§ **Task brief**
Turn the stretch from the start of the records through the line containing "y-tick-label: 50 bbox=[209, 291, 226, 308]" into a numbered list, leaving out any blank lines.

§ **Material provided**
-----

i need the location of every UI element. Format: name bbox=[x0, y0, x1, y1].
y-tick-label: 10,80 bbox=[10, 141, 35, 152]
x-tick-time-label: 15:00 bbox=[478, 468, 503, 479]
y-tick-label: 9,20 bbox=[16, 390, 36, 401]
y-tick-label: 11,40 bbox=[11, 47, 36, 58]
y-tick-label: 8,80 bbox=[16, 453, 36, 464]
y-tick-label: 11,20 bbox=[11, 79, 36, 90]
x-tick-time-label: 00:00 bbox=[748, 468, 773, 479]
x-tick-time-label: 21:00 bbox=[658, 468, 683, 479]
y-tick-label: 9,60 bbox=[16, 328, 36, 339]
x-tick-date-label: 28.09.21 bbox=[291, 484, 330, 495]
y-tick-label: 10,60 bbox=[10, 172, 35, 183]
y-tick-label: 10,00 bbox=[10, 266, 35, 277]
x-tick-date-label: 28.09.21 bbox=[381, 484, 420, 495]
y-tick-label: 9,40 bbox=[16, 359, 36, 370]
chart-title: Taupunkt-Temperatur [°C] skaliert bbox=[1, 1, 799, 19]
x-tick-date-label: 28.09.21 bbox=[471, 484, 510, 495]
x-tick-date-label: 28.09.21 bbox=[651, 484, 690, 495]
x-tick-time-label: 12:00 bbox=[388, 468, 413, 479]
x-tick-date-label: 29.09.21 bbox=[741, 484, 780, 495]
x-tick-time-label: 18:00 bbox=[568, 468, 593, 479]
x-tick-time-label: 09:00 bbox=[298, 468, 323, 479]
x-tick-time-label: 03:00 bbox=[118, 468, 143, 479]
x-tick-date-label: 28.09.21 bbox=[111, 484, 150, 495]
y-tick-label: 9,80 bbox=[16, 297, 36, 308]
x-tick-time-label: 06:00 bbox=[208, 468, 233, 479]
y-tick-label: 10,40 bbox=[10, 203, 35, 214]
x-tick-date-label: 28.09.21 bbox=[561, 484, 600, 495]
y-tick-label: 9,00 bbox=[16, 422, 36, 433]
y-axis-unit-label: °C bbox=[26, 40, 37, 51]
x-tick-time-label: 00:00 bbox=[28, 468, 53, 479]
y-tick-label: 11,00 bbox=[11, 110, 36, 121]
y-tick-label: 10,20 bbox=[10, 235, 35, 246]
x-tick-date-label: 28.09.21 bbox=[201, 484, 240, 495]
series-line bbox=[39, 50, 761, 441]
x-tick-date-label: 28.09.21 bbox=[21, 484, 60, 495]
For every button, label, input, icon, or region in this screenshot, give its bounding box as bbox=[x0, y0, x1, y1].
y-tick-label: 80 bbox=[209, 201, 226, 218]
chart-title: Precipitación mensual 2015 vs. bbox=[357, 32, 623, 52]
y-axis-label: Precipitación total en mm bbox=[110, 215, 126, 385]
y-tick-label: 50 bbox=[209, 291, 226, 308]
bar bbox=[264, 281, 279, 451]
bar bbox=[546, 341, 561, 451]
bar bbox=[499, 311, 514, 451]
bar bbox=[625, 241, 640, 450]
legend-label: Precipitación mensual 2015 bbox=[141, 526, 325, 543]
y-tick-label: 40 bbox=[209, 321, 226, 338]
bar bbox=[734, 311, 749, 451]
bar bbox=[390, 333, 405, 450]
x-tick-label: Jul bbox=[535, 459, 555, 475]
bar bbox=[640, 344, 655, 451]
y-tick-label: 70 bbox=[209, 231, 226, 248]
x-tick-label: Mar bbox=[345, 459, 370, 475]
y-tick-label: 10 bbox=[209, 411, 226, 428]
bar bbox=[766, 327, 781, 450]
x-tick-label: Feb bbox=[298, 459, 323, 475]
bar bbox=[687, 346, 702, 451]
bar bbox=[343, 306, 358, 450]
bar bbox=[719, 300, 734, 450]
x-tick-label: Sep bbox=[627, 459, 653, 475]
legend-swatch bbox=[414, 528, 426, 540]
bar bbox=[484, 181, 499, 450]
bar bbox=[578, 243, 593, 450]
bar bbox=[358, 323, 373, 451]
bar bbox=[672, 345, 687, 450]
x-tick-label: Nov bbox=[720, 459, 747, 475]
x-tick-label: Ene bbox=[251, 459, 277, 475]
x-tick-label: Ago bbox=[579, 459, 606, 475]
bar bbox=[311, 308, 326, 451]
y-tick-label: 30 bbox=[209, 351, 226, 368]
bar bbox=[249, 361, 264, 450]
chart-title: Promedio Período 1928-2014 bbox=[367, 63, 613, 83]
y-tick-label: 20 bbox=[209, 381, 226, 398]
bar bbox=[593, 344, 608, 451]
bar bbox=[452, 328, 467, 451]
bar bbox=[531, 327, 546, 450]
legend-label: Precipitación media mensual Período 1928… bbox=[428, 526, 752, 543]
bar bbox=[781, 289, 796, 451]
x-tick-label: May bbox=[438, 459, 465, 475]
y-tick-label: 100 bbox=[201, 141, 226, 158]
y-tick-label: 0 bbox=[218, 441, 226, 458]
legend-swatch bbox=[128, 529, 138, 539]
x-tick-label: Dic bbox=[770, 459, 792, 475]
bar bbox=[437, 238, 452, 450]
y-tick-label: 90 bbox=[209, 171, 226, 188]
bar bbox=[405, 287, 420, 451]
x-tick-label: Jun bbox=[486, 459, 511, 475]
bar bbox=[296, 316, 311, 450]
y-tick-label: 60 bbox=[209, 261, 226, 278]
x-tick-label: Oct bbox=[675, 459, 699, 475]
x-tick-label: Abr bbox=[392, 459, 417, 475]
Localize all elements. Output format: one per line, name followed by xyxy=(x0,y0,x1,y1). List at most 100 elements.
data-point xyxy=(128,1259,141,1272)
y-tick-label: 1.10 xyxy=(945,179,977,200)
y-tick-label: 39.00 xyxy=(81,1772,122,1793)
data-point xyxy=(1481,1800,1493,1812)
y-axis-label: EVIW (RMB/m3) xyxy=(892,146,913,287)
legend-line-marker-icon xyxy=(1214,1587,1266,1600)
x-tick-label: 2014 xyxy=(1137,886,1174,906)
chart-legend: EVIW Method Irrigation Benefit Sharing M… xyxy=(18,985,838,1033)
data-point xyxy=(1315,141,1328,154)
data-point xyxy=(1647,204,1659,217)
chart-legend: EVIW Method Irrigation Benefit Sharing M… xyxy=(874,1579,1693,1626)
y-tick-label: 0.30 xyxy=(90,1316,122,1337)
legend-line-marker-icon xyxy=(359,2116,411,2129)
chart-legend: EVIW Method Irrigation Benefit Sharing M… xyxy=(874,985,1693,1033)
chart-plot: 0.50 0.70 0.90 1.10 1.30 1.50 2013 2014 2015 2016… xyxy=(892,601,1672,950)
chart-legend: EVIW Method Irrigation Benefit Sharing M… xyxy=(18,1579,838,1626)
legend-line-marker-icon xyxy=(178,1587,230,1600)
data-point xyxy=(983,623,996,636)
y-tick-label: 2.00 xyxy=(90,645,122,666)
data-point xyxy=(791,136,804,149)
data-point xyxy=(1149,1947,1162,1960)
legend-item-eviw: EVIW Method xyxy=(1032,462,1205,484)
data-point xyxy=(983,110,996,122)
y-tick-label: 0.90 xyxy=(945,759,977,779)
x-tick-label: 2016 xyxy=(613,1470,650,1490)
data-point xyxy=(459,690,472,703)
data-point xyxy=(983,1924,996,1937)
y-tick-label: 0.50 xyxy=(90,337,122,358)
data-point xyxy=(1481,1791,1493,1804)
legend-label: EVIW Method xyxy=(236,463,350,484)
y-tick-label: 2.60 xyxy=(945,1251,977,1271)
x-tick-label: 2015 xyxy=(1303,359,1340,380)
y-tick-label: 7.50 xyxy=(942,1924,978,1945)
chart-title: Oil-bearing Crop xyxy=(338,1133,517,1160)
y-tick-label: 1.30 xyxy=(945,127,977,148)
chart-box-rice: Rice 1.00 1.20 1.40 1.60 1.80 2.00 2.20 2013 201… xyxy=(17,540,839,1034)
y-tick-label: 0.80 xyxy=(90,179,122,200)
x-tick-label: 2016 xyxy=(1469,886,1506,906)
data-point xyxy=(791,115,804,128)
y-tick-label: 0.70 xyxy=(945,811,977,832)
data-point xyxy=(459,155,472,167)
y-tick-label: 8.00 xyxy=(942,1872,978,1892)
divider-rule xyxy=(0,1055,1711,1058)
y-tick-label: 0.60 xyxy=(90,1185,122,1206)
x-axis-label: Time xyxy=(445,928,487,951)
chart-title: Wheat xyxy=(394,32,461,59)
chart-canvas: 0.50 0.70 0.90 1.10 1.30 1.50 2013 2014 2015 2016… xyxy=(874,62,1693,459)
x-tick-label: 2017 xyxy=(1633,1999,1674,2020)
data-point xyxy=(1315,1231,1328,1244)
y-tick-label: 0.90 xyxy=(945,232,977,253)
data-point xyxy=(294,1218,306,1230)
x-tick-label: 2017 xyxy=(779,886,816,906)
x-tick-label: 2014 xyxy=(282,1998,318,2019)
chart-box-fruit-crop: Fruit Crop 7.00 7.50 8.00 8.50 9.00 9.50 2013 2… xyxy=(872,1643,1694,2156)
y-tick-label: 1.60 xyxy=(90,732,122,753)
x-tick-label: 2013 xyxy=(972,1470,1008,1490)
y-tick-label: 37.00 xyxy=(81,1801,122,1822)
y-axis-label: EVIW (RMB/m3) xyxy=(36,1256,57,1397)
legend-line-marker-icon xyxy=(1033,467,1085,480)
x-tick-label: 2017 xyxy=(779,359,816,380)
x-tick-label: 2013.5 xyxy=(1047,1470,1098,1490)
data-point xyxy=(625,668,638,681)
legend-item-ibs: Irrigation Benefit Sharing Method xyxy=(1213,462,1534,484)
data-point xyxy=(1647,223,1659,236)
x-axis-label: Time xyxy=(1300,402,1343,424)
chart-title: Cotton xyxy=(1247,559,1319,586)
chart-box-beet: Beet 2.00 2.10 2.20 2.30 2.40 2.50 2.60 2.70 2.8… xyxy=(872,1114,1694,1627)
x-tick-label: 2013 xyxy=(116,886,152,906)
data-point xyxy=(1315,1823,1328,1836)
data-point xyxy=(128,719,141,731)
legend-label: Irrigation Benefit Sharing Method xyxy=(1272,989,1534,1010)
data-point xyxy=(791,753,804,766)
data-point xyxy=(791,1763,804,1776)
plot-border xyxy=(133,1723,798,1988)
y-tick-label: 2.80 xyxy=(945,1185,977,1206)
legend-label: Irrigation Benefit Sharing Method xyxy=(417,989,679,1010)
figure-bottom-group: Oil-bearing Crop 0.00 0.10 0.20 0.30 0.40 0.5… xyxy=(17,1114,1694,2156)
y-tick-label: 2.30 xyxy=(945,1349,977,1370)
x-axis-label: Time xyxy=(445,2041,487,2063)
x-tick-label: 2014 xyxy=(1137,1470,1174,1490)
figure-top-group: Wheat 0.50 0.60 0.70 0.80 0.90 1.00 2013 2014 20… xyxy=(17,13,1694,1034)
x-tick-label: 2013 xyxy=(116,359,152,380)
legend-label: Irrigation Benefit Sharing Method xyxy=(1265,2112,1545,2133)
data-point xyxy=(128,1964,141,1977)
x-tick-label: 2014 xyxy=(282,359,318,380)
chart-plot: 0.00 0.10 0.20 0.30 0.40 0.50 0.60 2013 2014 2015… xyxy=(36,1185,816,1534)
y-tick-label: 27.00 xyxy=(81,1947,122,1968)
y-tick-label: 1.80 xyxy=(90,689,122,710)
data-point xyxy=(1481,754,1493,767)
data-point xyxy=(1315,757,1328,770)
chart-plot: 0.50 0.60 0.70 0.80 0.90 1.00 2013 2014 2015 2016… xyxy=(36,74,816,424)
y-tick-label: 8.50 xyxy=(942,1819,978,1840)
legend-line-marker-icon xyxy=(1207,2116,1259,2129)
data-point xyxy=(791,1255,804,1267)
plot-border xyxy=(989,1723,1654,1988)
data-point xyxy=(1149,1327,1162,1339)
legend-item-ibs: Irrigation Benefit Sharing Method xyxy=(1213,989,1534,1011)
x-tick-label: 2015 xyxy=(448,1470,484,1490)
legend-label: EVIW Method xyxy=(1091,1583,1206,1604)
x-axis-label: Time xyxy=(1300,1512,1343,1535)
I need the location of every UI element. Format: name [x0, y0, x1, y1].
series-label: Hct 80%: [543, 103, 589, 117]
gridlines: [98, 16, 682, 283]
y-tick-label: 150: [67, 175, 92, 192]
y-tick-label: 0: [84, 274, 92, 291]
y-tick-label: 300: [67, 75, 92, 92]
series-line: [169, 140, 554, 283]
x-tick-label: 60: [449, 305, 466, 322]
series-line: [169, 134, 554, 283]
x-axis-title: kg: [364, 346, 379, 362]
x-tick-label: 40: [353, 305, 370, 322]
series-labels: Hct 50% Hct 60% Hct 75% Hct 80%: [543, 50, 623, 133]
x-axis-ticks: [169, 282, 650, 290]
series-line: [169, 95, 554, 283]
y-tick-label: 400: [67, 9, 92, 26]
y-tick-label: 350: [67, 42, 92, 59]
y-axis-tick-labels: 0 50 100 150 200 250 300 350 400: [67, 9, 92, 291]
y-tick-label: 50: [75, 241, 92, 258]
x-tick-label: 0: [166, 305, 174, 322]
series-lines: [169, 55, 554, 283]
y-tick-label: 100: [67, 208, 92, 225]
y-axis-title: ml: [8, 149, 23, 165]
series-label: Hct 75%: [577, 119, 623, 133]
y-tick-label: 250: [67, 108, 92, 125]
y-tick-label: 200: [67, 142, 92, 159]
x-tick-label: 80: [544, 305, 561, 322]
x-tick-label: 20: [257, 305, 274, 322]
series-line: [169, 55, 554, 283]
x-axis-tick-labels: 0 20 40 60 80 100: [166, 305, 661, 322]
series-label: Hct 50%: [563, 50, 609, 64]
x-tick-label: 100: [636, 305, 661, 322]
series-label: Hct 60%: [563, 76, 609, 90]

-----

§ **Final result**
1. i need the location of every UI element. Format: name bbox=[x0, y0, x1, y1].
2. y-tick-label: 10,80 bbox=[10, 141, 35, 152]
3. x-tick-time-label: 15:00 bbox=[478, 468, 503, 479]
4. y-tick-label: 9,20 bbox=[16, 390, 36, 401]
5. y-tick-label: 11,40 bbox=[11, 47, 36, 58]
6. y-tick-label: 8,80 bbox=[16, 453, 36, 464]
7. y-tick-label: 11,20 bbox=[11, 79, 36, 90]
8. x-tick-time-label: 00:00 bbox=[748, 468, 773, 479]
9. x-tick-time-label: 21:00 bbox=[658, 468, 683, 479]
10. y-tick-label: 9,60 bbox=[16, 328, 36, 339]
11. x-tick-date-label: 28.09.21 bbox=[291, 484, 330, 495]
12. y-tick-label: 10,60 bbox=[10, 172, 35, 183]
13. y-tick-label: 10,00 bbox=[10, 266, 35, 277]
14. x-tick-date-label: 28.09.21 bbox=[381, 484, 420, 495]
15. y-tick-label: 9,40 bbox=[16, 359, 36, 370]
16. chart-title: Taupunkt-Temperatur [°C] skaliert bbox=[1, 1, 799, 19]
17. x-tick-date-label: 28.09.21 bbox=[471, 484, 510, 495]
18. x-tick-date-label: 28.09.21 bbox=[651, 484, 690, 495]
19. x-tick-time-label: 12:00 bbox=[388, 468, 413, 479]
20. x-tick-date-label: 29.09.21 bbox=[741, 484, 780, 495]
21. x-tick-time-label: 18:00 bbox=[568, 468, 593, 479]
22. x-tick-time-label: 09:00 bbox=[298, 468, 323, 479]
23. x-tick-time-label: 03:00 bbox=[118, 468, 143, 479]
24. x-tick-date-label: 28.09.21 bbox=[111, 484, 150, 495]
25. y-tick-label: 9,80 bbox=[16, 297, 36, 308]
26. x-tick-time-label: 06:00 bbox=[208, 468, 233, 479]
27. y-tick-label: 10,40 bbox=[10, 203, 35, 214]
28. x-tick-date-label: 28.09.21 bbox=[561, 484, 600, 495]
29. y-tick-label: 9,00 bbox=[16, 422, 36, 433]
30. y-axis-unit-label: °C bbox=[26, 40, 37, 51]
31. x-tick-time-label: 00:00 bbox=[28, 468, 53, 479]
32. y-tick-label: 11,00 bbox=[11, 110, 36, 121]
33. y-tick-label: 10,20 bbox=[10, 235, 35, 246]
34. x-tick-date-label: 28.09.21 bbox=[201, 484, 240, 495]
35. series-line bbox=[39, 50, 761, 441]
36. x-tick-date-label: 28.09.21 bbox=[21, 484, 60, 495]
37. For every button, label, input, icon, or region in this screenshot, give its bounding box as bbox=[x0, y0, x1, y1].
38. y-tick-label: 80 bbox=[209, 201, 226, 218]
39. chart-title: Precipitación mensual 2015 vs. bbox=[357, 32, 623, 52]
40. y-axis-label: Precipitación total en mm bbox=[110, 215, 126, 385]
41. y-tick-label: 50 bbox=[209, 291, 226, 308]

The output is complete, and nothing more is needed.